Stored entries
********

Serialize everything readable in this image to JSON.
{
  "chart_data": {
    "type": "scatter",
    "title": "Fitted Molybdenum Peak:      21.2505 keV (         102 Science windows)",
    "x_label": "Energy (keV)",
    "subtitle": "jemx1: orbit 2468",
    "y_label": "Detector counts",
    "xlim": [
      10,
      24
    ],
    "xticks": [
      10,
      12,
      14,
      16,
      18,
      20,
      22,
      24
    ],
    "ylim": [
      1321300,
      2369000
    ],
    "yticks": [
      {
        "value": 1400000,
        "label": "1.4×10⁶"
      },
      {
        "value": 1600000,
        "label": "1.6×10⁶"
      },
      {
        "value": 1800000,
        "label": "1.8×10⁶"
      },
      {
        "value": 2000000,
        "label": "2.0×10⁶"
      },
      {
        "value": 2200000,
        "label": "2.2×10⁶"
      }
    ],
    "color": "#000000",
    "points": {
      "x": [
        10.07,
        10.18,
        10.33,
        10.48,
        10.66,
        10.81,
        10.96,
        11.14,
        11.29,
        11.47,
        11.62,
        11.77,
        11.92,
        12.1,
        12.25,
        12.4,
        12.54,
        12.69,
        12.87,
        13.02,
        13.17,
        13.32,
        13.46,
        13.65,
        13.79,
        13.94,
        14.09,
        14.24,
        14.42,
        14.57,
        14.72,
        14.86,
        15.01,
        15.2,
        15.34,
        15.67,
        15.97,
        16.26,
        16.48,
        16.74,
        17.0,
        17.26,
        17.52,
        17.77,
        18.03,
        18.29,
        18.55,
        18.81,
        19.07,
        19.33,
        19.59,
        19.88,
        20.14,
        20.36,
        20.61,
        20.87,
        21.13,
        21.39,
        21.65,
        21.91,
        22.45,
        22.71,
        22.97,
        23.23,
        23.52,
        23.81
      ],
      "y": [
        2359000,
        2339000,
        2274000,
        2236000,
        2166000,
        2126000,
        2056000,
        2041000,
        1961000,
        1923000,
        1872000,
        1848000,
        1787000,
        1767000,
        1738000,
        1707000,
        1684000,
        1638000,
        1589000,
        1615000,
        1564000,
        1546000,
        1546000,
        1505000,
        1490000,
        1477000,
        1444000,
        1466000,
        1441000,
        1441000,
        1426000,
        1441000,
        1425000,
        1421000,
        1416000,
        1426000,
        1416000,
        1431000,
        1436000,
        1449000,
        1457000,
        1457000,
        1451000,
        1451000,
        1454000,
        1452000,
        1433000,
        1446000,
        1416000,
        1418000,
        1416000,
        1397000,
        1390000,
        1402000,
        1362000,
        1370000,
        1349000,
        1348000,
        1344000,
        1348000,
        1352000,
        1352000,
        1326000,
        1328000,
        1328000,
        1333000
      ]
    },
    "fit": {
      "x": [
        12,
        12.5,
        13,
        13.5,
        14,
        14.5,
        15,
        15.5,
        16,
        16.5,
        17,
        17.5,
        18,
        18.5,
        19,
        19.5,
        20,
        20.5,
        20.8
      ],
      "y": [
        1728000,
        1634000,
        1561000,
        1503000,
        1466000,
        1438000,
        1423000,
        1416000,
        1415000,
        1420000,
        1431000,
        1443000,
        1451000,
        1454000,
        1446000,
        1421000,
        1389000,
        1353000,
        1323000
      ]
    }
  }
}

********

> Exercise:
Write out every entry again, keeping each line exactly the same.

> Finished exercise:
Serialize everything readable in this image to JSON.
{
  "chart_data": {
    "type": "scatter",
    "title": "Fitted Molybdenum Peak:      21.2505 keV (         102 Science windows)",
    "x_label": "Energy (keV)",
    "subtitle": "jemx1: orbit 2468",
    "y_label": "Detector counts",
    "xlim": [
      10,
      24
    ],
    "xticks": [
      10,
      12,
      14,
      16,
      18,
      20,
      22,
      24
    ],
    "ylim": [
      1321300,
      2369000
    ],
    "yticks": [
      {
        "value": 1400000,
        "label": "1.4×10⁶"
      },
      {
        "value": 1600000,
        "label": "1.6×10⁶"
      },
      {
        "value": 1800000,
        "label": "1.8×10⁶"
      },
      {
        "value": 2000000,
        "label": "2.0×10⁶"
      },
      {
        "value": 2200000,
        "label": "2.2×10⁶"
      }
    ],
    "color": "#000000",
    "points": {
      "x": [
        10.07,
        10.18,
        10.33,
        10.48,
        10.66,
        10.81,
        10.96,
        11.14,
        11.29,
        11.47,
        11.62,
        11.77,
        11.92,
        12.1,
        12.25,
        12.4,
        12.54,
        12.69,
        12.87,
        13.02,
        13.17,
        13.32,
        13.46,
        13.65,
        13.79,
        13.94,
        14.09,
        14.24,
        14.42,
        14.57,
        14.72,
        14.86,
        15.01,
        15.2,
        15.34,
        15.67,
        15.97,
        16.26,
        16.48,
        16.74,
        17.0,
        17.26,
        17.52,
        17.77,
        18.03,
        18.29,
        18.55,
        18.81,
        19.07,
        19.33,
        19.59,
        19.88,
        20.14,
        20.36,
        20.61,
        20.87,
        21.13,
        21.39,
        21.65,
        21.91,
        22.45,
        22.71,
        22.97,
        23.23,
        23.52,
        23.81
      ],
      "y": [
        2359000,
        2339000,
        2274000,
        2236000,
        2166000,
        2126000,
        2056000,
        2041000,
        1961000,
        1923000,
        1872000,
        1848000,
        1787000,
        1767000,
        1738000,
        1707000,
        1684000,
        1638000,
        1589000,
        1615000,
        1564000,
        1546000,
        1546000,
        1505000,
        1490000,
        1477000,
        1444000,
        1466000,
        1441000,
        1441000,
        1426000,
        1441000,
        1425000,
        1421000,
        1416000,
        1426000,
        1416000,
        1431000,
        1436000,
        1449000,
        1457000,
        1457000,
        1451000,
        1451000,
        1454000,
        1452000,
        1433000,
        1446000,
        1416000,
        1418000,
        1416000,
        1397000,
        1390000,
        1402000,
        1362000,
        1370000,
        1349000,
        1348000,
        1344000,
        1348000,
        1352000,
        1352000,
        1326000,
        1328000,
        1328000,
        1333000
      ]
    },
    "fit": {
      "x": [
        12,
        12.5,
        13,
        13.5,
        14,
        14.5,
        15,
        15.5,
        16,
        16.5,
        17,
        17.5,
        18,
        18.5,
        19,
        19.5,
        20,
        20.5,
        20.8
      ],
      "y": [
        1728000,
        1634000,
        1561000,
        1503000,
        1466000,
        1438000,
        1423000,
        1416000,
        1415000,
        1420000,
        1431000,
        1443000,
        1451000,
        1454000,
        1446000,
        1421000,
        1389000,
        1353000,
        1323000
      ]
    }
  }
}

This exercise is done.